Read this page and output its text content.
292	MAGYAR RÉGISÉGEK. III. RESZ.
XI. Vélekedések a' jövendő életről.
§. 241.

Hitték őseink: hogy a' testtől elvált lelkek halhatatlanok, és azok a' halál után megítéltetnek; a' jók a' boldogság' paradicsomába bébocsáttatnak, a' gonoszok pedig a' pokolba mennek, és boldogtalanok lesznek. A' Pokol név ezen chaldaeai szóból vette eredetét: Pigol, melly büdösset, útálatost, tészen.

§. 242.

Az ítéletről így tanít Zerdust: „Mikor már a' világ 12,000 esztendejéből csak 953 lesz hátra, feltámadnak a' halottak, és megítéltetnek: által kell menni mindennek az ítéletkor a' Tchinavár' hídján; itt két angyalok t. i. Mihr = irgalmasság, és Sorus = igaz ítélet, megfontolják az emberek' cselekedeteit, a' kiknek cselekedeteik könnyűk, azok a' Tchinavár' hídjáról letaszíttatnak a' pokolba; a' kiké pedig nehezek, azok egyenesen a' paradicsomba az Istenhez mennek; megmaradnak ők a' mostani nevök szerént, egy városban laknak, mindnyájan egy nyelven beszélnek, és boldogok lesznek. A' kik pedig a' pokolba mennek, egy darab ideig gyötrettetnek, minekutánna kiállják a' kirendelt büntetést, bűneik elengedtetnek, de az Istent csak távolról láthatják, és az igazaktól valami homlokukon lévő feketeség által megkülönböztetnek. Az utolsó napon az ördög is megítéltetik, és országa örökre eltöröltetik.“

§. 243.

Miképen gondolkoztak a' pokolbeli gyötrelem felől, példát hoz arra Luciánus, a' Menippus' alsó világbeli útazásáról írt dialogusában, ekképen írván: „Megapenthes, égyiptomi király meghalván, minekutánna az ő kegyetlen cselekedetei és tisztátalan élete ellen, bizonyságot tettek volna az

┄┄┄┄┄┄┄┄┄┄┄┄┄┄┄┄┄┄┄┄

Where does the word "megítéltetnek" appear? Return each line that holds it.

Hitték őseink: hogy a' testtől elvált lelkek halhatatlanok, és azok a' halál után megítéltetnek; a' jók a' boldogság' paradicsomába bébocsáttatnak, a' gonoszok pedig a' pokolba mennek, és boldogtalanok lesznek. A' Pokol név ezen chaldaeai szóból vette eredetét: Pigol, melly büdösset, útálatost, tészen.
Az ítéletről így tanít Zerdust: „Mikor már a' világ 12,000 esztendejéből csak 953 lesz hátra, feltámadnak a' halottak, és megítéltetnek: által kell menni mindennek az ítéletkor a' Tchinavár' hídján; itt két angyalok t. i. Mihr = irgalmasság, és Sorus = igaz ítélet, megfontolják az emberek' cselekedeteit, a' kiknek cselekedeteik könnyűk, azok a' Tchinavár' hídjáról letaszíttatnak a' pokolba; a' kiké pedig nehezek, azok egyenesen a' paradicsomba az Istenhez mennek; megmaradnak ők a' mostani nevök szerént, egy városban laknak, mindnyájan egy nyelven beszélnek, és boldogok lesznek. A' kik pedig a' pokolba mennek, egy darab ideig gyötrettetnek, minekutánna kiállják a' kirendelt büntetést, bűneik elengedtetnek, de az Istent csak távolról láthatják, és az igazaktól valami homlokukon lévő feketeség által megkülönböztetnek. Az utolsó napon az ördög is megítéltetik, és országa örökre eltöröltetik.“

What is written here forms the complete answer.